GOAL OF THE EXERCISE: Copy out each line that mentions the word "общего".

-- START OF INFORMATION SUPPLIED --

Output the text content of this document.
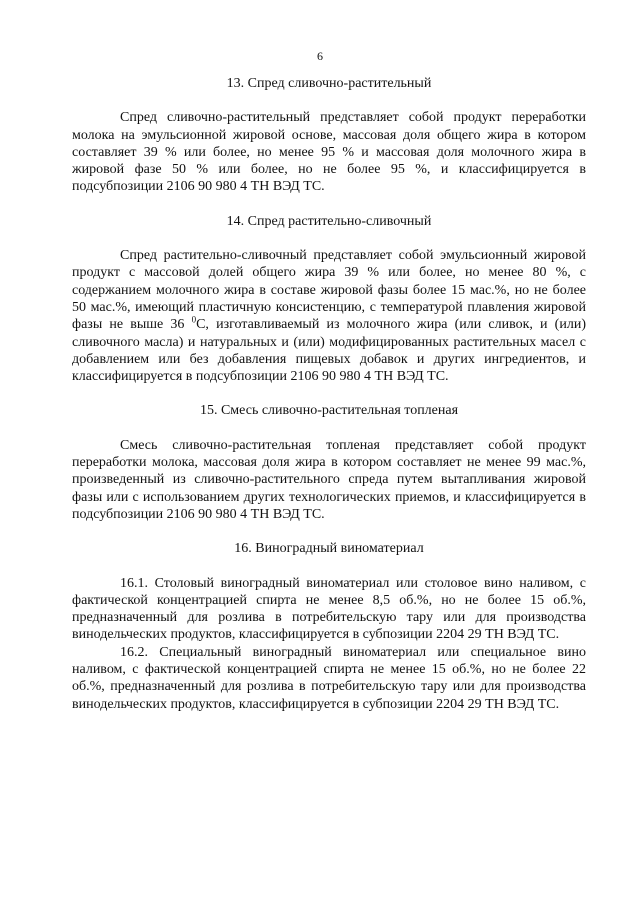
6

13. Спред сливочно-растительный

Спред сливочно-растительный представляет собой продукт переработки молока на эмульсионной жировой основе, массовая доля общего жира в котором составляет 39 % или более, но менее 95 % и массовая доля молочного жира в жировой фазе 50 % или более, но не более 95 %, и классифицируется в подсубпозиции 2106 90 980 4 ТН ВЭД ТС.

14. Спред растительно-сливочный

Спред растительно-сливочный представляет собой эмульсионный жировой продукт с массовой долей общего жира 39 % или более, но менее 80 %, с содержанием молочного жира в составе жировой фазы более 15 мас.%, но не более 50 мас.%, имеющий пластичную консистенцию, с температурой плавления жировой фазы не выше 36 $^0$С, изготавливаемый из молочного жира (или сливок, и (или) сливочного масла) и натуральных и (или) модифицированных растительных масел с добавлением или без добавления пищевых добавок и других ингредиентов, и классифицируется в подсубпозиции 2106 90 980 4 ТН ВЭД ТС.

15. Смесь сливочно-растительная топленая

Смесь сливочно-растительная топленая представляет собой продукт переработки молока, массовая доля жира в котором составляет не менее 99 мас.%, произведенный из сливочно-растительного спреда путем вытапливания жировой фазы или с использованием других технологических приемов, и классифицируется в подсубпозиции 2106 90 980 4 ТН ВЭД ТС.

16. Виноградный виноматериал

16.1. Столовый виноградный виноматериал или столовое вино наливом, с фактической концентрацией спирта не менее 8,5 об.%, но не более 15 об.%, предназначенный для розлива в потребительскую тару или для производства винодельческих продуктов, классифицируется в субпозиции 2204 29 ТН ВЭД ТС.

16.2. Специальный виноградный виноматериал или специальное вино наливом, с фактической концентрацией спирта не менее 15 об.%, но не более 22 об.%, предназначенный для розлива в потребительскую тару или для производства винодельческих продуктов, классифицируется в субпозиции 2204 29 ТН ВЭД ТС.
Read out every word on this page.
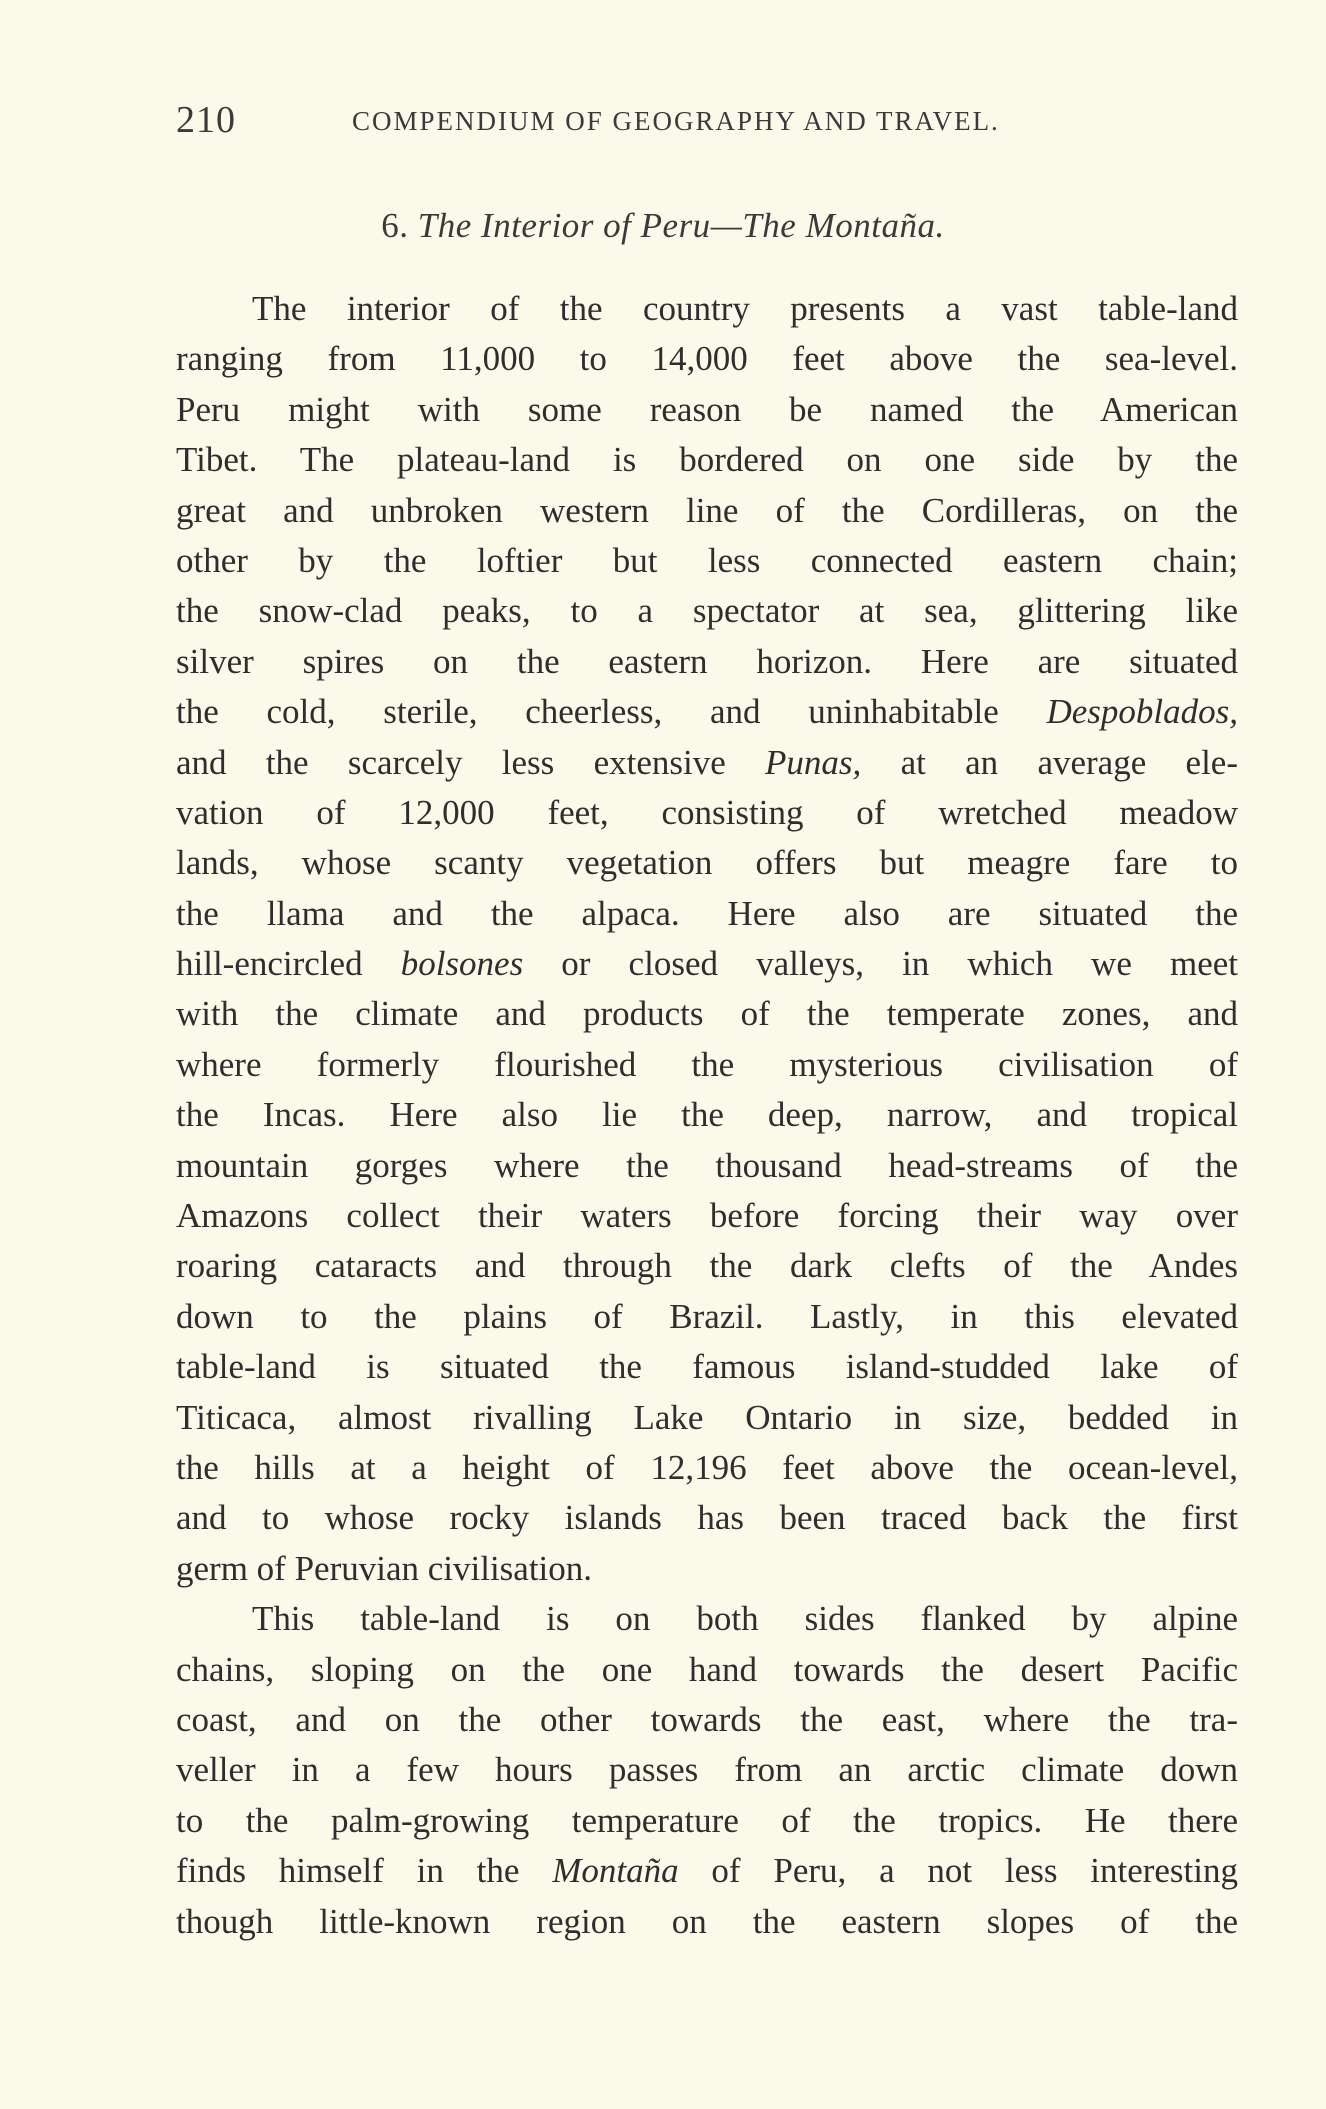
210	COMPENDIUM OF GEOGRAPHY AND TRAVEL.
6. The Interior of Peru—The Montaña.
The interior of the country presents a vast table-land
ranging from 11,000 to 14,000 feet above the sea-level.
Peru might with some reason be named the American
Tibet. The plateau-land is bordered on one side by the
great and unbroken western line of the Cordilleras, on the
other by the loftier but less connected eastern chain;
the snow-clad peaks, to a spectator at sea, glittering like
silver spires on the eastern horizon. Here are situated
the cold, sterile, cheerless, and uninhabitable Despoblados,
and the scarcely less extensive Punas, at an average ele-
vation of 12,000 feet, consisting of wretched meadow
lands, whose scanty vegetation offers but meagre fare to
the llama and the alpaca. Here also are situated the
hill-encircled bolsones or closed valleys, in which we meet
with the climate and products of the temperate zones, and
where formerly flourished the mysterious civilisation of
the Incas. Here also lie the deep, narrow, and tropical
mountain gorges where the thousand head-streams of the
Amazons collect their waters before forcing their way over
roaring cataracts and through the dark clefts of the Andes
down to the plains of Brazil. Lastly, in this elevated
table-land is situated the famous island-studded lake of
Titicaca, almost rivalling Lake Ontario in size, bedded in
the hills at a height of 12,196 feet above the ocean-level,
and to whose rocky islands has been traced back the first
germ of Peruvian civilisation.
This table-land is on both sides flanked by alpine
chains, sloping on the one hand towards the desert Pacific
coast, and on the other towards the east, where the tra-
veller in a few hours passes from an arctic climate down
to the palm-growing temperature of the tropics. He there
finds himself in the Montaña of Peru, a not less interesting
though little-known region on the eastern slopes of the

-- END OF INFORMATION SUPPLIED --

EXERCISE SOLUTION:
Спред сливочно-растительный представляет собой продукт переработки молока на эмульсионной жировой основе, массовая доля общего жира в котором составляет 39 % или более, но менее 95 % и массовая доля молочного жира в жировой фазе 50 % или более, но не более 95 %, и классифицируется в подсубпозиции 2106 90 980 4 ТН ВЭД ТС.
Спред растительно-сливочный представляет собой эмульсионный жировой продукт с массовой долей общего жира 39 % или более, но менее 80 %, с содержанием молочного жира в составе жировой фазы более 15 мас.%, но не более 50 мас.%, имеющий пластичную консистенцию, с температурой плавления жировой фазы не выше 36 $^0$С, изготавливаемый из молочного жира (или сливок, и (или) сливочного масла) и натуральных и (или) модифицированных растительных масел с добавлением или без добавления пищевых добавок и других ингредиентов, и классифицируется в подсубпозиции 2106 90 980 4 ТН ВЭД ТС.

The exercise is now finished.